### Task:
Check every line of the data below for the string "beginning", and copy the ones that hold it.

==================================================

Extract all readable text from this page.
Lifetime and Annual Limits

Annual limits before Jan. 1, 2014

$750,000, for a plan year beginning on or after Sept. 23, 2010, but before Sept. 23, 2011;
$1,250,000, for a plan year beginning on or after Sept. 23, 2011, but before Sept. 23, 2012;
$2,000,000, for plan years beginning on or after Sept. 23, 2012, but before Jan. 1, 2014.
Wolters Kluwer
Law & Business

==================================================

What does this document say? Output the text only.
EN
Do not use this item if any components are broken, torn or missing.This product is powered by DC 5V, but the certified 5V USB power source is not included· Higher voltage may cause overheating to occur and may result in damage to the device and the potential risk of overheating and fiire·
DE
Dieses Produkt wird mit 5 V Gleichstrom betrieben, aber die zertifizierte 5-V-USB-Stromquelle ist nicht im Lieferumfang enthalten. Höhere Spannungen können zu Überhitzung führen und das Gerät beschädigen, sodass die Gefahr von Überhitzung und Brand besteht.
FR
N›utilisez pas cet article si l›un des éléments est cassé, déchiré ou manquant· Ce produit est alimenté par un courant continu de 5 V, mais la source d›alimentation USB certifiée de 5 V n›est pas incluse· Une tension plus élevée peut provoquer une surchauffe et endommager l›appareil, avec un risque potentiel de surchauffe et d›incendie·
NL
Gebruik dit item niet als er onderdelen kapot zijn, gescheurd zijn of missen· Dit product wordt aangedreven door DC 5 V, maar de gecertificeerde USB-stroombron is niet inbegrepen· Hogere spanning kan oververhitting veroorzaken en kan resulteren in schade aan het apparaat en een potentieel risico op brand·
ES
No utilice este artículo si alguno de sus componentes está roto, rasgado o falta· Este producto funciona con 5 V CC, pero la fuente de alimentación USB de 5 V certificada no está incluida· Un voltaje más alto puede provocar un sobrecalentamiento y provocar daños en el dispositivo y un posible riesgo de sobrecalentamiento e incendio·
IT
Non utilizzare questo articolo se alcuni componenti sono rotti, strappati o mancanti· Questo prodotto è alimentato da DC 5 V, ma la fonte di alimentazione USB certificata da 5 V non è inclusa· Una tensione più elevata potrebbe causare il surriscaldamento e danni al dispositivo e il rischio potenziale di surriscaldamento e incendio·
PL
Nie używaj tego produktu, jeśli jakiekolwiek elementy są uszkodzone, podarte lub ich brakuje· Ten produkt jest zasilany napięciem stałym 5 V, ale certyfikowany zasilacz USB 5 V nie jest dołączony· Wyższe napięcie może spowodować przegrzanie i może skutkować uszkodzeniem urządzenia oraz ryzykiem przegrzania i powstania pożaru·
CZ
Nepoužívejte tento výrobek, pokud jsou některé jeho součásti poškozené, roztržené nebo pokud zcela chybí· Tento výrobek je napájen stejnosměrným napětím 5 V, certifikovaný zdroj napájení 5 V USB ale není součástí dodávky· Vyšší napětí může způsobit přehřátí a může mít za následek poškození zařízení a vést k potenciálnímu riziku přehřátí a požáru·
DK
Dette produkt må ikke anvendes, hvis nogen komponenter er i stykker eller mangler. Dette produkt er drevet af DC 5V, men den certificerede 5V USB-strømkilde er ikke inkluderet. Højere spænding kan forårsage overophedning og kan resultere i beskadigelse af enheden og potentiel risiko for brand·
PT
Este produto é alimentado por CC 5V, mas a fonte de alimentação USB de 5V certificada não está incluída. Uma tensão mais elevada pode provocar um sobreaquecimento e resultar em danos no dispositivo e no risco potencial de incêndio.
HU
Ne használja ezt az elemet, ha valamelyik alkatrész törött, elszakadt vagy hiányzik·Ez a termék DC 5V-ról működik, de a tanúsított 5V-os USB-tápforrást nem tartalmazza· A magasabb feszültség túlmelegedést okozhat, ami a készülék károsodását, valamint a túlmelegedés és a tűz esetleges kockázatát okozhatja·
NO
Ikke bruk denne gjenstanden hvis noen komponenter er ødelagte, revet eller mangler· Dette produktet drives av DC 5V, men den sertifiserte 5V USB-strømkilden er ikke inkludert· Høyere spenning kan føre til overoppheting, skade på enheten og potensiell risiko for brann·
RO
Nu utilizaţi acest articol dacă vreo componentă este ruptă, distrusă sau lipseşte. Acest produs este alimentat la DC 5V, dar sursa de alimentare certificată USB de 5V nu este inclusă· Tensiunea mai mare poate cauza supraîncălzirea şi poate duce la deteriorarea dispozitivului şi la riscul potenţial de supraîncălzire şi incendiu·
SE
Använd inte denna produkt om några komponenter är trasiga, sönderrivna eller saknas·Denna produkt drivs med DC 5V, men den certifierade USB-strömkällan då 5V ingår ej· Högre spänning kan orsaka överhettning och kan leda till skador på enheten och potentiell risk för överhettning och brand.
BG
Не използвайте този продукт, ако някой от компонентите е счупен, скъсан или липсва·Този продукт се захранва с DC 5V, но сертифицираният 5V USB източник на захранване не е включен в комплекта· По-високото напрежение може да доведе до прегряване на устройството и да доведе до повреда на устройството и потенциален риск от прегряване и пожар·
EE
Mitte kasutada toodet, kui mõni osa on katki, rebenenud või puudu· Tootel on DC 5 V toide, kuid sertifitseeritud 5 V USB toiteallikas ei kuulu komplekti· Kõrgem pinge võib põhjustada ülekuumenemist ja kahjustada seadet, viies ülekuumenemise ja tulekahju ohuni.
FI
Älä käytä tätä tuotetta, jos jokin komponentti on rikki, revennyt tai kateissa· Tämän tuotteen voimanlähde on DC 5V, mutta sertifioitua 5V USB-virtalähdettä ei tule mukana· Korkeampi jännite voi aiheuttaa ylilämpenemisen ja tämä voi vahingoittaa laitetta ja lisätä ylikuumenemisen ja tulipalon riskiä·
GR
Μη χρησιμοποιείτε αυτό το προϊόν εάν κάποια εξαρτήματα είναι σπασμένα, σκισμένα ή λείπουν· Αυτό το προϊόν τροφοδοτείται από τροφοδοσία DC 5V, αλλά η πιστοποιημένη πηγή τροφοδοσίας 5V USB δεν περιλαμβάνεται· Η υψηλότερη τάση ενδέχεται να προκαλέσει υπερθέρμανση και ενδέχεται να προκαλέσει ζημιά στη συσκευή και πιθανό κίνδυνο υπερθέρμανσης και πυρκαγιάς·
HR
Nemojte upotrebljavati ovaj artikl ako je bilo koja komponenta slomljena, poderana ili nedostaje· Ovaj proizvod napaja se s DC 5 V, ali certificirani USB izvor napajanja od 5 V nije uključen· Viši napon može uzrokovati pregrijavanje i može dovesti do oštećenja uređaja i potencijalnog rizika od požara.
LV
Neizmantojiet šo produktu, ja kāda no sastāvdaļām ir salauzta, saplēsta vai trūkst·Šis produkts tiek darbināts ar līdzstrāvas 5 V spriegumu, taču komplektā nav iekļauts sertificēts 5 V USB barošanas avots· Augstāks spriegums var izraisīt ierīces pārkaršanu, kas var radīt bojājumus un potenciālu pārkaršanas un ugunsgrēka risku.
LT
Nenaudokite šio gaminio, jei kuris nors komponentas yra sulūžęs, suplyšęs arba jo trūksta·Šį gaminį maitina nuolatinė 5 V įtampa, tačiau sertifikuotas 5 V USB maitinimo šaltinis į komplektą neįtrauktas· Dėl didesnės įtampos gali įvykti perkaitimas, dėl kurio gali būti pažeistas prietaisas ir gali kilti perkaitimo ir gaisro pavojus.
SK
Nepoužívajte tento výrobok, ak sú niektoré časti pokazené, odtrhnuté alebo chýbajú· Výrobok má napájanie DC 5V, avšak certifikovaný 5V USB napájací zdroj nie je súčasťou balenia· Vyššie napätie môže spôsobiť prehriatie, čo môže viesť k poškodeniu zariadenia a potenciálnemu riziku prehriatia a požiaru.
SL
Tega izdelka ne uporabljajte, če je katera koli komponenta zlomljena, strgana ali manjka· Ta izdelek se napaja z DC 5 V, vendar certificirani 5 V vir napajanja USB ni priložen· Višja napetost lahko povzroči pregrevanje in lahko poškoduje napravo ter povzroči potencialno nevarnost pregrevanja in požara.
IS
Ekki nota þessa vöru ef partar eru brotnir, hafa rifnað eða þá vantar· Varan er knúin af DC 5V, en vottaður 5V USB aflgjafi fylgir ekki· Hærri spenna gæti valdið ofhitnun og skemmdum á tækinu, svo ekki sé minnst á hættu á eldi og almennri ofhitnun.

==================================================

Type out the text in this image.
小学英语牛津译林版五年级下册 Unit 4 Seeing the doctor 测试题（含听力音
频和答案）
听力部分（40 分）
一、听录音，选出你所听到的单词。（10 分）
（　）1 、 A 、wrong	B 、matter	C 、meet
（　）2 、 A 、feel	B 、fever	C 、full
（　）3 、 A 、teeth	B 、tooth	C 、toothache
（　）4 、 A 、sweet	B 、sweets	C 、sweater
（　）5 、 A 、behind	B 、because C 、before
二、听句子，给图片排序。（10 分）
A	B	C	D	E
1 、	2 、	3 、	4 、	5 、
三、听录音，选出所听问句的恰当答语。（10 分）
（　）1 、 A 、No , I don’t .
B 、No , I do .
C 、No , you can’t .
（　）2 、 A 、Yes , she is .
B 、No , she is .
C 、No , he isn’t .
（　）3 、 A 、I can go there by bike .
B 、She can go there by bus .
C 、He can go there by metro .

==================================================

### Task answer:
$750,000, for a plan year beginning on or after Sept. 23, 2010, but before Sept. 23, 2011;
$1,250,000, for a plan year beginning on or after Sept. 23, 2011, but before Sept. 23, 2012;
$2,000,000, for plan years beginning on or after Sept. 23, 2012, but before Jan. 1, 2014.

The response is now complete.